=== ENTRIES SUPPLIED ===

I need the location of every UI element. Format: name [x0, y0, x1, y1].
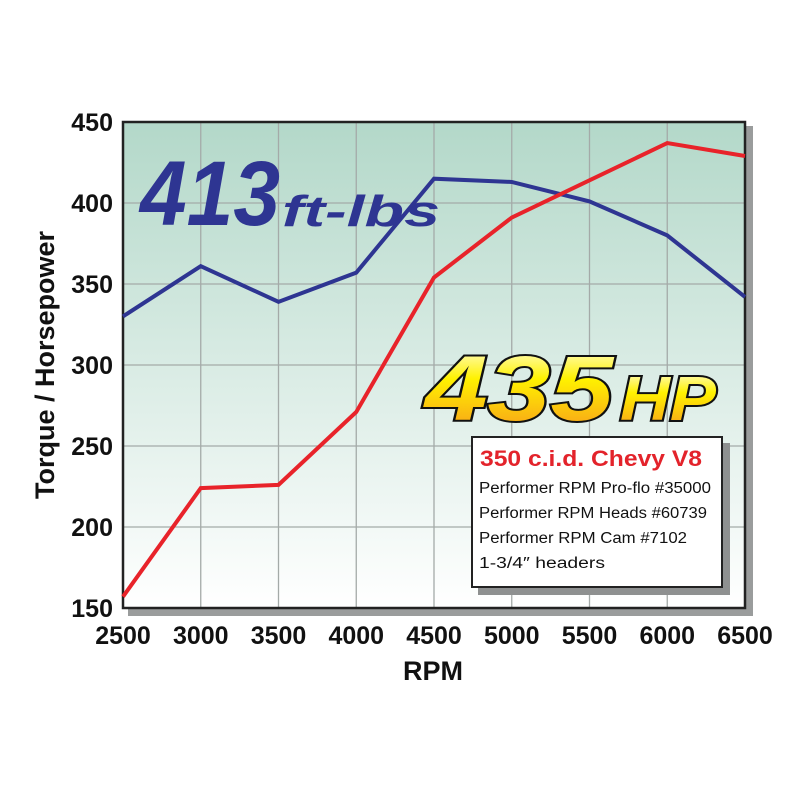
y-tick-label: 250: [71, 433, 113, 461]
legend-background: [471, 436, 723, 588]
x-tick-label: 5000: [484, 622, 540, 650]
x-axis-label: RPM: [403, 656, 463, 686]
y-tick-label: 200: [71, 514, 113, 542]
y-tick-label: 450: [71, 109, 113, 137]
x-tick-label: 6500: [717, 622, 773, 650]
hp-peak-unit: HP: [620, 365, 717, 434]
legend-item: Performer RPM Cam #7102: [479, 530, 687, 547]
series-lines: [121, 140, 747, 598]
legend-item: 1-3/4″ headers: [479, 555, 605, 572]
axis-ticks: 2500 3000 3500 4000 4500 5000 5500 6000 6500 150 2…: [71, 109, 773, 650]
y-tick-label: 400: [71, 190, 113, 218]
x-tick-label: 6000: [639, 622, 695, 650]
plot-frame: [121, 120, 747, 610]
torque-peak-unit: ft-lbs: [282, 187, 440, 236]
y-tick-label: 300: [71, 352, 113, 380]
legend-box: 350 c.i.d. Chevy V8 Performer RPM Pro-fl…: [471, 436, 730, 595]
hp-peak-value: 435: [423, 338, 616, 440]
x-tick-label: 4500: [406, 622, 462, 650]
y-axis-label: Torque / Horsepower: [30, 230, 60, 499]
x-tick-label: 4000: [328, 622, 384, 650]
legend-item: Performer RPM Pro-flo #35000: [479, 480, 711, 497]
x-tick-label: 3000: [173, 622, 229, 650]
y-tick-label: 350: [71, 271, 113, 299]
x-tick-label: 3500: [251, 622, 307, 650]
y-tick-label: 150: [71, 595, 113, 623]
x-tick-label: 2500: [95, 622, 151, 650]
torque-peak-value: 413: [138, 143, 280, 245]
legend-item: Performer RPM Heads #60739: [479, 505, 707, 522]
legend-title: 350 c.i.d. Chevy V8: [480, 446, 702, 471]
x-tick-label: 5500: [562, 622, 618, 650]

===

• YOUR GOAL:
Please reproduce the lines of the material above, from the line with "y-tick-label: 250: [71, 433, 113, 461]" up to and including the line with "legend-item: Performer RPM Heads".

• WRITTEN ANSWER:
y-tick-label: 250: [71, 433, 113, 461]
legend-background: [471, 436, 723, 588]
x-tick-label: 5000: [484, 622, 540, 650]
x-axis-label: RPM: [403, 656, 463, 686]
y-tick-label: 200: [71, 514, 113, 542]
y-tick-label: 450: [71, 109, 113, 137]
x-tick-label: 6500: [717, 622, 773, 650]
hp-peak-unit: HP: [620, 365, 717, 434]
legend-item: Performer RPM Cam #7102: [479, 530, 687, 547]
series-lines: [121, 140, 747, 598]
legend-item: 1-3/4″ headers: [479, 555, 605, 572]
axis-ticks: 2500 3000 3500 4000 4500 5000 5500 6000 6500 150 2…: [71, 109, 773, 650]
y-tick-label: 400: [71, 190, 113, 218]
x-tick-label: 6000: [639, 622, 695, 650]
plot-frame: [121, 120, 747, 610]
torque-peak-unit: ft-lbs: [282, 187, 440, 236]
y-tick-label: 300: [71, 352, 113, 380]
legend-box: 350 c.i.d. Chevy V8 Performer RPM Pro-fl…: [471, 436, 730, 595]
hp-peak-value: 435: [423, 338, 616, 440]
x-tick-label: 4500: [406, 622, 462, 650]
y-axis-label: Torque / Horsepower: [30, 230, 60, 499]
x-tick-label: 4000: [328, 622, 384, 650]
legend-item: Performer RPM Pro-flo #35000: [479, 480, 711, 497]
x-tick-label: 3000: [173, 622, 229, 650]
y-tick-label: 350: [71, 271, 113, 299]
x-tick-label: 3500: [251, 622, 307, 650]
y-tick-label: 150: [71, 595, 113, 623]
x-tick-label: 2500: [95, 622, 151, 650]
torque-peak-value: 413: [138, 143, 280, 245]
legend-item: Performer RPM Heads #60739: [479, 505, 707, 522]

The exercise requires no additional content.